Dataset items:
———

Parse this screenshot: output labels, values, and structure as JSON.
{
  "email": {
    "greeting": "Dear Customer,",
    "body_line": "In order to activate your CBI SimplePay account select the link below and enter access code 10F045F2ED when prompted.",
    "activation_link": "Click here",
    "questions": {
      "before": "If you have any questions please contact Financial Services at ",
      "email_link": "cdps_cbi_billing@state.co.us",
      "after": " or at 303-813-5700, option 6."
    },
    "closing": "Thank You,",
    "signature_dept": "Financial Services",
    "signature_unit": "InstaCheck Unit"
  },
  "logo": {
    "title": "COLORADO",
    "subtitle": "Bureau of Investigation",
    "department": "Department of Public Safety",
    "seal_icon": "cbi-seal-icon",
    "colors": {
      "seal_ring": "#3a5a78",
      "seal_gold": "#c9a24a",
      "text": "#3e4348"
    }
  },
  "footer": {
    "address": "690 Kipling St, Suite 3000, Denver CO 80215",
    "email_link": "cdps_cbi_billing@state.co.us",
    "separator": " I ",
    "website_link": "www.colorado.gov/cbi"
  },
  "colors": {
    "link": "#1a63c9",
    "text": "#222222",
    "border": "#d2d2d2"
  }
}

———

Exercise directions: Repeat the whole listing exactly, keeping every line intact.

Result for this task:
Parse this screenshot: output labels, values, and structure as JSON.
{
  "email": {
    "greeting": "Dear Customer,",
    "body_line": "In order to activate your CBI SimplePay account select the link below and enter access code 10F045F2ED when prompted.",
    "activation_link": "Click here",
    "questions": {
      "before": "If you have any questions please contact Financial Services at ",
      "email_link": "cdps_cbi_billing@state.co.us",
      "after": " or at 303-813-5700, option 6."
    },
    "closing": "Thank You,",
    "signature_dept": "Financial Services",
    "signature_unit": "InstaCheck Unit"
  },
  "logo": {
    "title": "COLORADO",
    "subtitle": "Bureau of Investigation",
    "department": "Department of Public Safety",
    "seal_icon": "cbi-seal-icon",
    "colors": {
      "seal_ring": "#3a5a78",
      "seal_gold": "#c9a24a",
      "text": "#3e4348"
    }
  },
  "footer": {
    "address": "690 Kipling St, Suite 3000, Denver CO 80215",
    "email_link": "cdps_cbi_billing@state.co.us",
    "separator": " I ",
    "website_link": "www.colorado.gov/cbi"
  },
  "colors": {
    "link": "#1a63c9",
    "text": "#222222",
    "border": "#d2d2d2"
  }
}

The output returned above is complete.